_Directions_. Retype the complete listing exactly as it appears.

_Supplied data_.
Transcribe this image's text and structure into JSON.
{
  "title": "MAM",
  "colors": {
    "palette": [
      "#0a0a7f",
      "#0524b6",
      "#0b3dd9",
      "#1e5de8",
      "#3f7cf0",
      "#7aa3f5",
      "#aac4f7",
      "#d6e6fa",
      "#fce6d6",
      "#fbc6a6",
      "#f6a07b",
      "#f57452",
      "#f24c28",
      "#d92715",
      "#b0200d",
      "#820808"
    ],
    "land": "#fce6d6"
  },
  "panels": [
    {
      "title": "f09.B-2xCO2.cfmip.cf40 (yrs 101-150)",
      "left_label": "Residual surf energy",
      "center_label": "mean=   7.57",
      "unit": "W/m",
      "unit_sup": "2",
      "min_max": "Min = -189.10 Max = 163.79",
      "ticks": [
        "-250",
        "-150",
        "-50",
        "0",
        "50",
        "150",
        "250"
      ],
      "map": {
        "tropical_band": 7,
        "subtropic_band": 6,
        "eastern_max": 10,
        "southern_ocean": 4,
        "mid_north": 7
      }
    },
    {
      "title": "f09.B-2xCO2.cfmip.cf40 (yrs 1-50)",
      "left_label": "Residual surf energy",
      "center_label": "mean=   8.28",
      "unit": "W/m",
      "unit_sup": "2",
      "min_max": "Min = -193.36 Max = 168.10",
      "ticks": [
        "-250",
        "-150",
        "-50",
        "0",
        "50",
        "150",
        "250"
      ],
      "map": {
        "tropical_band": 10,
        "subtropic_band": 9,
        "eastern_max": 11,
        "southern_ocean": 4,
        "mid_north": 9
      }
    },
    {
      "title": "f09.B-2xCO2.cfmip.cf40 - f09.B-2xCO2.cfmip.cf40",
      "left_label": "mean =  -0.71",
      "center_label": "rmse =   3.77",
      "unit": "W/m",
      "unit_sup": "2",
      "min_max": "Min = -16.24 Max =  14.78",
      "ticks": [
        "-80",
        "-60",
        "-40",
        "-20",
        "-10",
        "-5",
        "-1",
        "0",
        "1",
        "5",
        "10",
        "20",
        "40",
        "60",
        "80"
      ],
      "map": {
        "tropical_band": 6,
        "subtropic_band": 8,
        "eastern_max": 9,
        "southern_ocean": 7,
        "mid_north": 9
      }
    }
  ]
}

_Result of the task_.
Transcribe this image's text and structure into JSON.
{
  "title": "MAM",
  "colors": {
    "palette": [
      "#0a0a7f",
      "#0524b6",
      "#0b3dd9",
      "#1e5de8",
      "#3f7cf0",
      "#7aa3f5",
      "#aac4f7",
      "#d6e6fa",
      "#fce6d6",
      "#fbc6a6",
      "#f6a07b",
      "#f57452",
      "#f24c28",
      "#d92715",
      "#b0200d",
      "#820808"
    ],
    "land": "#fce6d6"
  },
  "panels": [
    {
      "title": "f09.B-2xCO2.cfmip.cf40 (yrs 101-150)",
      "left_label": "Residual surf energy",
      "center_label": "mean=   7.57",
      "unit": "W/m",
      "unit_sup": "2",
      "min_max": "Min = -189.10 Max = 163.79",
      "ticks": [
        "-250",
        "-150",
        "-50",
        "0",
        "50",
        "150",
        "250"
      ],
      "map": {
        "tropical_band": 7,
        "subtropic_band": 6,
        "eastern_max": 10,
        "southern_ocean": 4,
        "mid_north": 7
      }
    },
    {
      "title": "f09.B-2xCO2.cfmip.cf40 (yrs 1-50)",
      "left_label": "Residual surf energy",
      "center_label": "mean=   8.28",
      "unit": "W/m",
      "unit_sup": "2",
      "min_max": "Min = -193.36 Max = 168.10",
      "ticks": [
        "-250",
        "-150",
        "-50",
        "0",
        "50",
        "150",
        "250"
      ],
      "map": {
        "tropical_band": 10,
        "subtropic_band": 9,
        "eastern_max": 11,
        "southern_ocean": 4,
        "mid_north": 9
      }
    },
    {
      "title": "f09.B-2xCO2.cfmip.cf40 - f09.B-2xCO2.cfmip.cf40",
      "left_label": "mean =  -0.71",
      "center_label": "rmse =   3.77",
      "unit": "W/m",
      "unit_sup": "2",
      "min_max": "Min = -16.24 Max =  14.78",
      "ticks": [
        "-80",
        "-60",
        "-40",
        "-20",
        "-10",
        "-5",
        "-1",
        "0",
        "1",
        "5",
        "10",
        "20",
        "40",
        "60",
        "80"
      ],
      "map": {
        "tropical_band": 6,
        "subtropic_band": 8,
        "eastern_max": 9,
        "southern_ocean": 7,
        "mid_north": 9
      }
    }
  ]
}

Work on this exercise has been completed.